Records from a collection of figures

※ ※ ※

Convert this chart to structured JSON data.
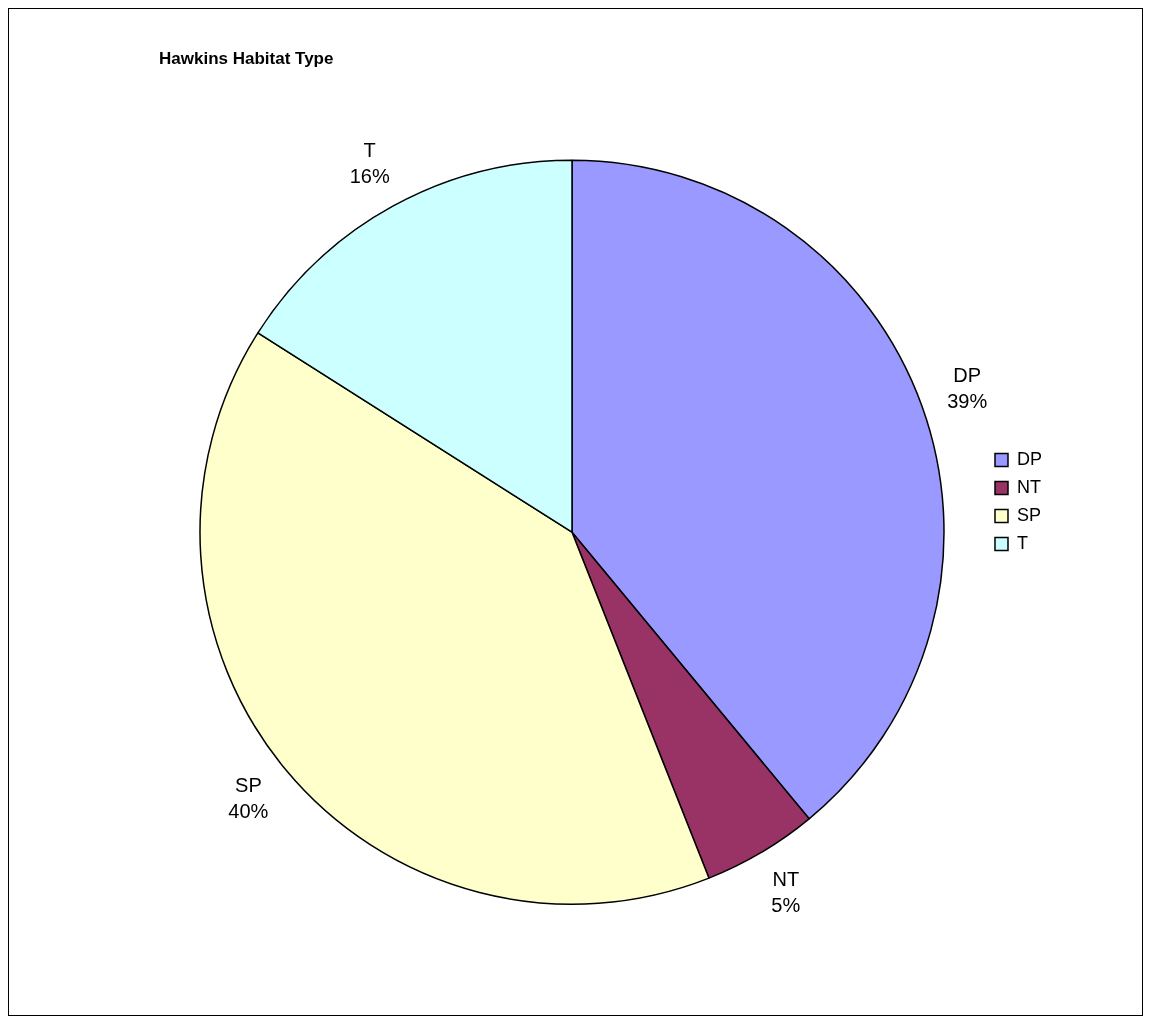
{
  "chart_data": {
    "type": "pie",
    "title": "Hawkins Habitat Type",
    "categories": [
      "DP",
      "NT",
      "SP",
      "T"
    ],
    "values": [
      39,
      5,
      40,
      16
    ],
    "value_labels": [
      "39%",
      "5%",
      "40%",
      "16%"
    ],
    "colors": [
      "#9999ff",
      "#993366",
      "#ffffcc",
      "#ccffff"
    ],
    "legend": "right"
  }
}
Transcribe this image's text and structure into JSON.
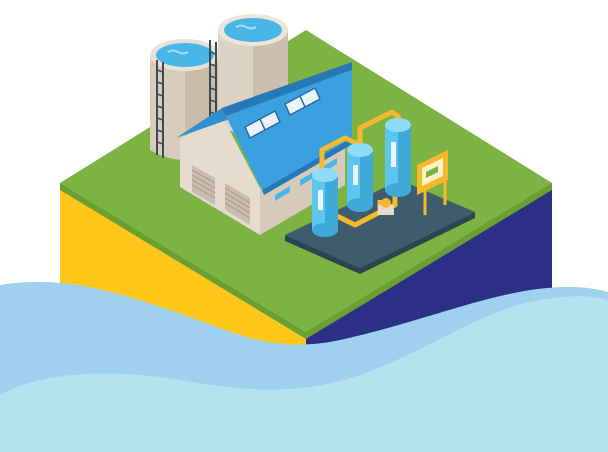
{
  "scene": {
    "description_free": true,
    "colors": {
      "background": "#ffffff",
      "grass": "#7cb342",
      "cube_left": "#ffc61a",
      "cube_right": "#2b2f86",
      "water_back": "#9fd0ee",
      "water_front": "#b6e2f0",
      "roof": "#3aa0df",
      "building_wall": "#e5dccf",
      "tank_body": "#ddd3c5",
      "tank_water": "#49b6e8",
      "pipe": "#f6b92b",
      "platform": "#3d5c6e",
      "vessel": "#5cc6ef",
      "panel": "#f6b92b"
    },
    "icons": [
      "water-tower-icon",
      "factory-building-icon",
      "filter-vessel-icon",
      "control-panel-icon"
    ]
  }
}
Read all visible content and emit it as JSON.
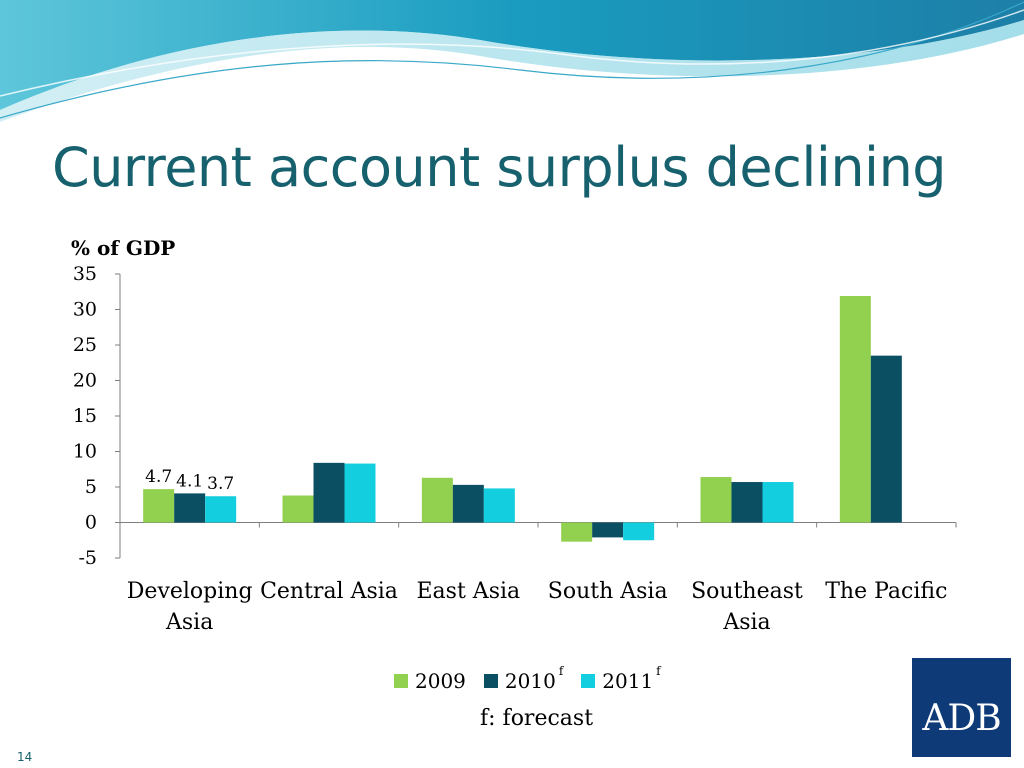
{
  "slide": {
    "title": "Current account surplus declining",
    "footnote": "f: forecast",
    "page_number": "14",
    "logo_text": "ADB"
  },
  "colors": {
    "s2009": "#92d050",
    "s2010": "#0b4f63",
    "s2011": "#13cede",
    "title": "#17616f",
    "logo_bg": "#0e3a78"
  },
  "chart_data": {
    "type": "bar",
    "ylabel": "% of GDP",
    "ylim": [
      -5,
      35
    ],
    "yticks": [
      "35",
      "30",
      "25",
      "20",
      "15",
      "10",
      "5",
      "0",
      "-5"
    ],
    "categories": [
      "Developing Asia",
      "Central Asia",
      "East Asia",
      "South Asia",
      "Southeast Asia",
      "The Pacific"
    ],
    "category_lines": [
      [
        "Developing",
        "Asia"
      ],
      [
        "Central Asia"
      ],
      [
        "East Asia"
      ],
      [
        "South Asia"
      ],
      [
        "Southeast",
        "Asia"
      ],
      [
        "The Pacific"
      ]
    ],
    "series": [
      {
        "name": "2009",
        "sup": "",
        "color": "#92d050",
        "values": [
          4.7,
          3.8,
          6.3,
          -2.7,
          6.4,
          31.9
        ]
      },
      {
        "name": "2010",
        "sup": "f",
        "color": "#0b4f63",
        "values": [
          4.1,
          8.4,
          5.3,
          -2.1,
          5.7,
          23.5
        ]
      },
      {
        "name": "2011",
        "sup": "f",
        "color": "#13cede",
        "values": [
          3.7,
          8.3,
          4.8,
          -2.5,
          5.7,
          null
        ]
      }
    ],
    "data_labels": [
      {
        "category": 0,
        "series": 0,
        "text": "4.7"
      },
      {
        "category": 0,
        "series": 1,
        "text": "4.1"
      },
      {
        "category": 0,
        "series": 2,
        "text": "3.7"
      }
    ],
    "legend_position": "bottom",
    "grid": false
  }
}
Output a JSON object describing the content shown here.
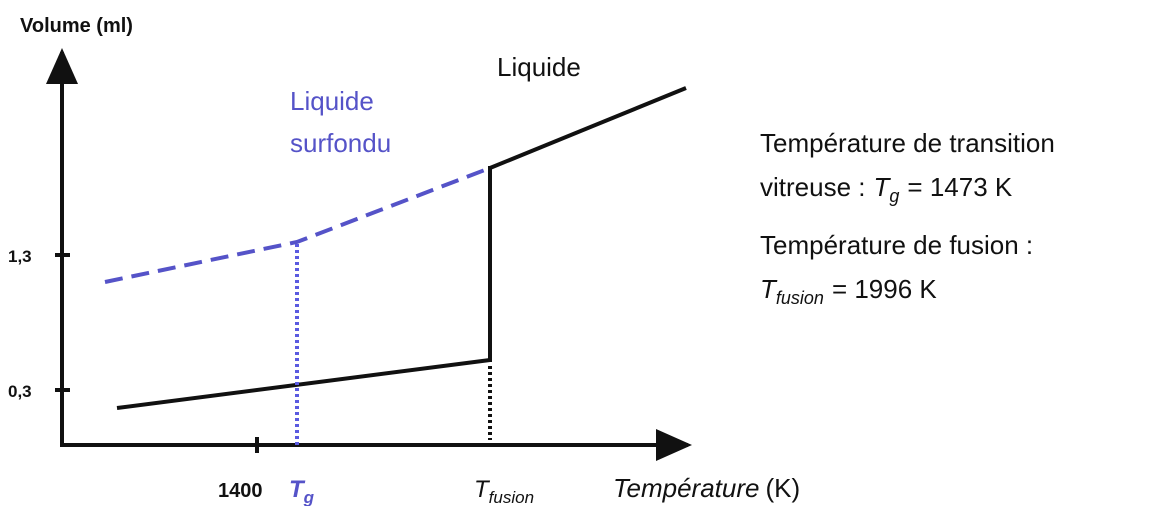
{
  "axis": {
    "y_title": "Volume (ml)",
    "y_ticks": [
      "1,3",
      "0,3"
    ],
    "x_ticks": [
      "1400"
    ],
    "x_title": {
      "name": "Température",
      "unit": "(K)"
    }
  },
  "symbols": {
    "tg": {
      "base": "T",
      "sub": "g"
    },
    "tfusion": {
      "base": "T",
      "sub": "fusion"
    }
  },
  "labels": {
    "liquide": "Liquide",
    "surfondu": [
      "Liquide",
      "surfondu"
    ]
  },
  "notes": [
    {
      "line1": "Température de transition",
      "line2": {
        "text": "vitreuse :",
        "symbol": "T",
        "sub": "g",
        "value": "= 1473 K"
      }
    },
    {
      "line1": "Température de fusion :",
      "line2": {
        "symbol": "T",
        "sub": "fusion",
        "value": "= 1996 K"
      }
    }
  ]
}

※ ※ ※

» **STATED TASK**
Transcribe all of the material exactly, leaving out whatever pictures it contains.

» **ANSWER IN FULL**
Convert this chart to structured JSON data.
{
  "chart_data": {
    "type": "pie",
    "title": "Hawkins Habitat Type",
    "categories": [
      "DP",
      "NT",
      "SP",
      "T"
    ],
    "values": [
      39,
      5,
      40,
      16
    ],
    "value_labels": [
      "39%",
      "5%",
      "40%",
      "16%"
    ],
    "colors": [
      "#9999ff",
      "#993366",
      "#ffffcc",
      "#ccffff"
    ],
    "legend": "right"
  }
}
Transcribe this image's text and structure into JSON.
{
  "scene": {
    "description_free": true,
    "colors": {
      "background": "#ffffff",
      "grass": "#7cb342",
      "cube_left": "#ffc61a",
      "cube_right": "#2b2f86",
      "water_back": "#9fd0ee",
      "water_front": "#b6e2f0",
      "roof": "#3aa0df",
      "building_wall": "#e5dccf",
      "tank_body": "#ddd3c5",
      "tank_water": "#49b6e8",
      "pipe": "#f6b92b",
      "platform": "#3d5c6e",
      "vessel": "#5cc6ef",
      "panel": "#f6b92b"
    },
    "icons": [
      "water-tower-icon",
      "factory-building-icon",
      "filter-vessel-icon",
      "control-panel-icon"
    ]
  }
}
Read all visible content and emit it as JSON.
{
  "slide": {
    "title": "Current account surplus declining",
    "footnote": "f: forecast",
    "page_number": "14",
    "logo_text": "ADB"
  },
  "colors": {
    "s2009": "#92d050",
    "s2010": "#0b4f63",
    "s2011": "#13cede",
    "title": "#17616f",
    "logo_bg": "#0e3a78"
  },
  "chart_data": {
    "type": "bar",
    "ylabel": "% of GDP",
    "ylim": [
      -5,
      35
    ],
    "yticks": [
      "35",
      "30",
      "25",
      "20",
      "15",
      "10",
      "5",
      "0",
      "-5"
    ],
    "categories": [
      "Developing Asia",
      "Central Asia",
      "East Asia",
      "South Asia",
      "Southeast Asia",
      "The Pacific"
    ],
    "category_lines": [
      [
        "Developing",
        "Asia"
      ],
      [
        "Central Asia"
      ],
      [
        "East Asia"
      ],
      [
        "South Asia"
      ],
      [
        "Southeast",
        "Asia"
      ],
      [
        "The Pacific"
      ]
    ],
    "series": [
      {
        "name": "2009",
        "sup": "",
        "color": "#92d050",
        "values": [
          4.7,
          3.8,
          6.3,
          -2.7,
          6.4,
          31.9
        ]
      },
      {
        "name": "2010",
        "sup": "f",
        "color": "#0b4f63",
        "values": [
          4.1,
          8.4,
          5.3,
          -2.1,
          5.7,
          23.5
        ]
      },
      {
        "name": "2011",
        "sup": "f",
        "color": "#13cede",
        "values": [
          3.7,
          8.3,
          4.8,
          -2.5,
          5.7,
          null
        ]
      }
    ],
    "data_labels": [
      {
        "category": 0,
        "series": 0,
        "text": "4.7"
      },
      {
        "category": 0,
        "series": 1,
        "text": "4.1"
      },
      {
        "category": 0,
        "series": 2,
        "text": "3.7"
      }
    ],
    "legend_position": "bottom",
    "grid": false
  }
}
Output a JSON object describing the content shown here.
{
  "axis": {
    "y_title": "Volume (ml)",
    "y_ticks": [
      "1,3",
      "0,3"
    ],
    "x_ticks": [
      "1400"
    ],
    "x_title": {
      "name": "Température",
      "unit": "(K)"
    }
  },
  "symbols": {
    "tg": {
      "base": "T",
      "sub": "g"
    },
    "tfusion": {
      "base": "T",
      "sub": "fusion"
    }
  },
  "labels": {
    "liquide": "Liquide",
    "surfondu": [
      "Liquide",
      "surfondu"
    ]
  },
  "notes": [
    {
      "line1": "Température de transition",
      "line2": {
        "text": "vitreuse :",
        "symbol": "T",
        "sub": "g",
        "value": "= 1473 K"
      }
    },
    {
      "line1": "Température de fusion :",
      "line2": {
        "symbol": "T",
        "sub": "fusion",
        "value": "= 1996 K"
      }
    }
  ]
}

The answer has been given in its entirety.